EXTRACTED ENTRIES:

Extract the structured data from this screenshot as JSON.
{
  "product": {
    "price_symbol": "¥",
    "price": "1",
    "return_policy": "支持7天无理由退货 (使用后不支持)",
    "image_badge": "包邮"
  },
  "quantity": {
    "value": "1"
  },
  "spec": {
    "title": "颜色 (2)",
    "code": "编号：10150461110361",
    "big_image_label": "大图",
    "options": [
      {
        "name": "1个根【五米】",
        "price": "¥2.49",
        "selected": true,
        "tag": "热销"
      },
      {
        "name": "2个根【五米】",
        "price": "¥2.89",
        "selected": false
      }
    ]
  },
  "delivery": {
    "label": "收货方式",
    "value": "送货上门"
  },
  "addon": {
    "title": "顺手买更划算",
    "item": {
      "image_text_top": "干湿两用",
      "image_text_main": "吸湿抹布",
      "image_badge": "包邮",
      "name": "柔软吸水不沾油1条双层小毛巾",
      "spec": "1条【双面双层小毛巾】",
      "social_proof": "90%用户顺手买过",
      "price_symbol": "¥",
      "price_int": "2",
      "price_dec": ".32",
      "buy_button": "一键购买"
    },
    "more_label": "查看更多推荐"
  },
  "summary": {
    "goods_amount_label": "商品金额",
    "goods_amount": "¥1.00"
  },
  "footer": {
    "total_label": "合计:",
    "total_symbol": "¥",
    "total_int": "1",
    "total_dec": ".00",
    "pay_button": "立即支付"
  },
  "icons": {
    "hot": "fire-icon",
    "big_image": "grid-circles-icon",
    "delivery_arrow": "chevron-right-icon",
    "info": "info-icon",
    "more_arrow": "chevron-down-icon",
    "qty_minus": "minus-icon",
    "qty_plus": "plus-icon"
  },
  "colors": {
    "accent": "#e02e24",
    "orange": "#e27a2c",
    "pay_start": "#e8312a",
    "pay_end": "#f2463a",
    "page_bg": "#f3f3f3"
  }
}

GOAL: Report the number of lines above containing the word "chevron", with no other text.

OUTPUT OF THE EXERCISE: 2